Stored items:
= = = = =

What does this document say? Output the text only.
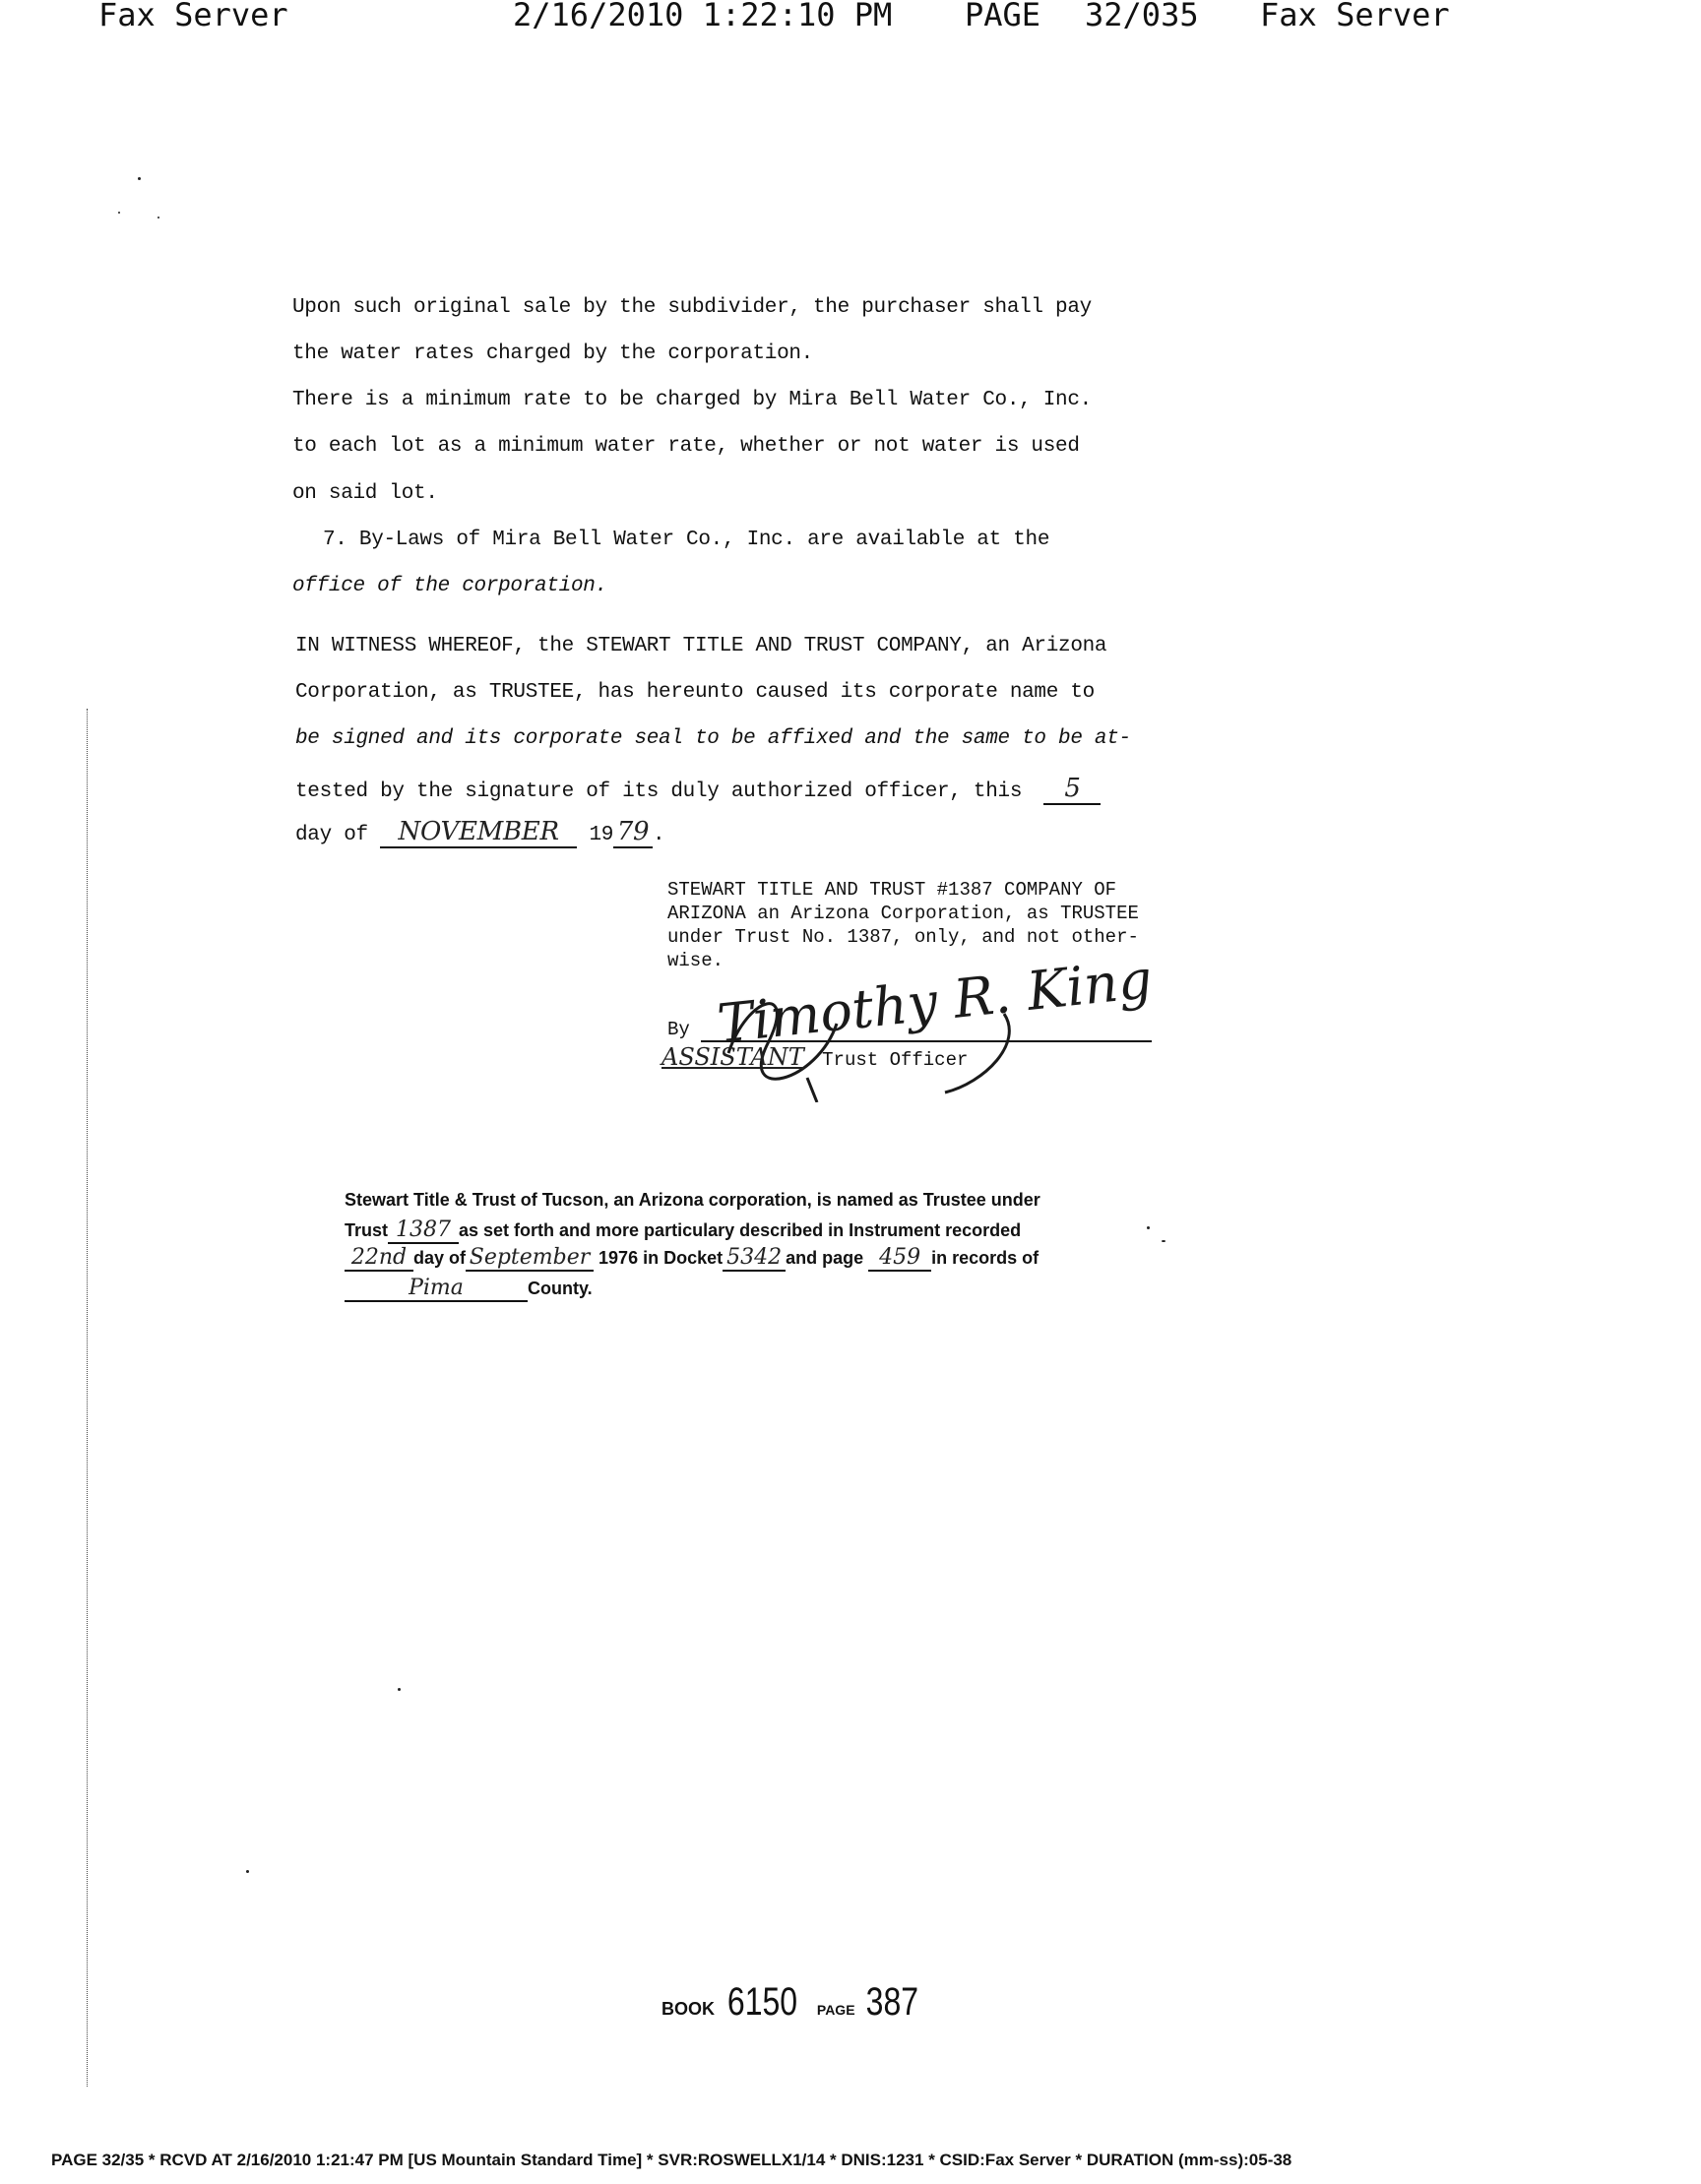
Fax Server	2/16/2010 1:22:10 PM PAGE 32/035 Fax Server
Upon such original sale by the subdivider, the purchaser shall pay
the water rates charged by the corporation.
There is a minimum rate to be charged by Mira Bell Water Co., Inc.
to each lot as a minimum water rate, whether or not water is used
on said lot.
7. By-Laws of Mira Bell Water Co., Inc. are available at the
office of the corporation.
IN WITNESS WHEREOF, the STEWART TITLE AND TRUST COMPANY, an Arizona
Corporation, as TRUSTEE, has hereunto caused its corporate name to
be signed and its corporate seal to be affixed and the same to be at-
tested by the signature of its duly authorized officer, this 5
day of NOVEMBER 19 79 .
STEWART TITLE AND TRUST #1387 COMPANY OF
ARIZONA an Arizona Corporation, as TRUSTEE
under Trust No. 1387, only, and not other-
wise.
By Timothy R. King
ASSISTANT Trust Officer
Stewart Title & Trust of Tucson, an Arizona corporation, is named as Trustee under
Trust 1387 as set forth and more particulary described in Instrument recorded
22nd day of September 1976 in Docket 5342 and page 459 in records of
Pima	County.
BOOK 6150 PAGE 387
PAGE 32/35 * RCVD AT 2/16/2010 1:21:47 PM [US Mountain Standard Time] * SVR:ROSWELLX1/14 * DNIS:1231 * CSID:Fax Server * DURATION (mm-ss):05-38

= = = = =

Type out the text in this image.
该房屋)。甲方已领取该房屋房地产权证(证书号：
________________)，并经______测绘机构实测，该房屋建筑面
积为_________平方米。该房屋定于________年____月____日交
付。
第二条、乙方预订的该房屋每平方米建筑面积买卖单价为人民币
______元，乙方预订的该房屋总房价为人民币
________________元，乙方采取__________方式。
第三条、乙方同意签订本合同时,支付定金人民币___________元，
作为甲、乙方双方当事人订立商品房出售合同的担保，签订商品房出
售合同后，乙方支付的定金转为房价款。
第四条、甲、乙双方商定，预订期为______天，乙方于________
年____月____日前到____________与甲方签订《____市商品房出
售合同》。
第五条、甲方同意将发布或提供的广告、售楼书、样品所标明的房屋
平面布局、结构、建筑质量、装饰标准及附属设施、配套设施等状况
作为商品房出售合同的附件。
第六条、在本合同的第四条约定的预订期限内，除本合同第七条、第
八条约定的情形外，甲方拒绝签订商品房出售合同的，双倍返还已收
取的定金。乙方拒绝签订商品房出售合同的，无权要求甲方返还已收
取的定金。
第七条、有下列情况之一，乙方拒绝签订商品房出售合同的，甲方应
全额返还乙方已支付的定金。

= = = = =

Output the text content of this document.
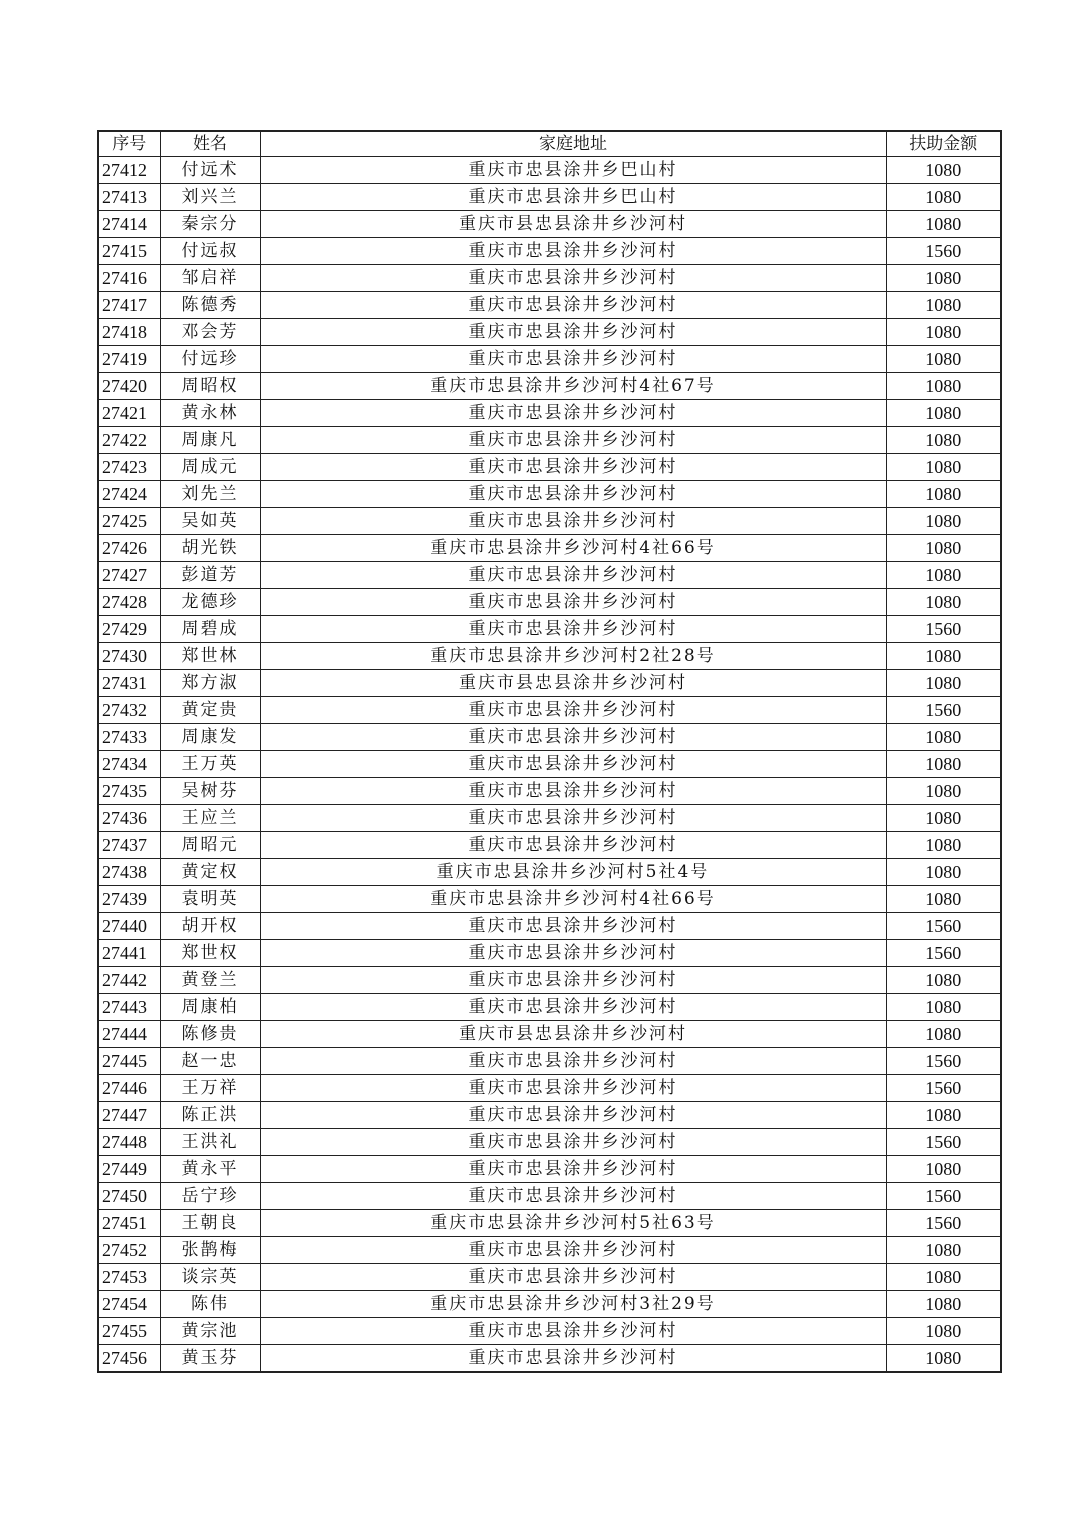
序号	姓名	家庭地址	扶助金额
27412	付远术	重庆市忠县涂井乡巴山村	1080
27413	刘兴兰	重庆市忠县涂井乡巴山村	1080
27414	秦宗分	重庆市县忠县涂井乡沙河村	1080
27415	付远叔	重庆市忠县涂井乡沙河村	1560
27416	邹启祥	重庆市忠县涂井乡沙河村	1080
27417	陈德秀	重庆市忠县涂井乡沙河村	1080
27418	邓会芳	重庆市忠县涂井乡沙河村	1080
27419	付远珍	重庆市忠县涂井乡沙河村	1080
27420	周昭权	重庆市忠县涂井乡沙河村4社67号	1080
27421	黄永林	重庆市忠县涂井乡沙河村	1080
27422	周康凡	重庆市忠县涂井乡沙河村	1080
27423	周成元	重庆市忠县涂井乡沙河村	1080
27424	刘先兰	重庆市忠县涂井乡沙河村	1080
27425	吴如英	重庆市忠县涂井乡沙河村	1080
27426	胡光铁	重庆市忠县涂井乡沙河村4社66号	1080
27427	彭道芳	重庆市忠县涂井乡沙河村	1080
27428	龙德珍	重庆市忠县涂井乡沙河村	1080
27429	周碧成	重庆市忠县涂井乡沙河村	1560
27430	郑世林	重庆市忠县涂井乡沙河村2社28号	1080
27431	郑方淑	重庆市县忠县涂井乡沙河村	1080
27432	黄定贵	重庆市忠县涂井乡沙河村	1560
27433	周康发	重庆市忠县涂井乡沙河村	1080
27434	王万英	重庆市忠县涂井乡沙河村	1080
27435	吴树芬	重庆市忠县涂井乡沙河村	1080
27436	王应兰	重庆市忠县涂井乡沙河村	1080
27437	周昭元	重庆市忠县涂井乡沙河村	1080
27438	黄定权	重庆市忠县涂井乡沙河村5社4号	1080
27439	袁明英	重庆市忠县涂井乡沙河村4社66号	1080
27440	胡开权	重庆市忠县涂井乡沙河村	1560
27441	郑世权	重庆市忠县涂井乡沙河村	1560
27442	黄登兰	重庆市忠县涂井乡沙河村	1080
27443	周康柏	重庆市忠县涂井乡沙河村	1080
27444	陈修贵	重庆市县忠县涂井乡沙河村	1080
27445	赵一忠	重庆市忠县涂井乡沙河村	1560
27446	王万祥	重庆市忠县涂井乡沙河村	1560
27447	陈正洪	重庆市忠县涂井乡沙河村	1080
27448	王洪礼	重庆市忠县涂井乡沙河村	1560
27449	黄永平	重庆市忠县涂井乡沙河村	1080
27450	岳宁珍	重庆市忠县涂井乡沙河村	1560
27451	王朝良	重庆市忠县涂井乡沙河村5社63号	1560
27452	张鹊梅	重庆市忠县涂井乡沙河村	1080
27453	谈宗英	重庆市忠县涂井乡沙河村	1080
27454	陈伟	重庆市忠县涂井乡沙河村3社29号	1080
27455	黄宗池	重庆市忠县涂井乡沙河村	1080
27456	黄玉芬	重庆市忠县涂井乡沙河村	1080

= = = = =

Goal of the exercise:
Which lines above contain the word "corporate"? Copy each of them.

Response to the task:
Corporation, as TRUSTEE, has hereunto caused its corporate name to
be signed and its corporate seal to be affixed and the same to be at-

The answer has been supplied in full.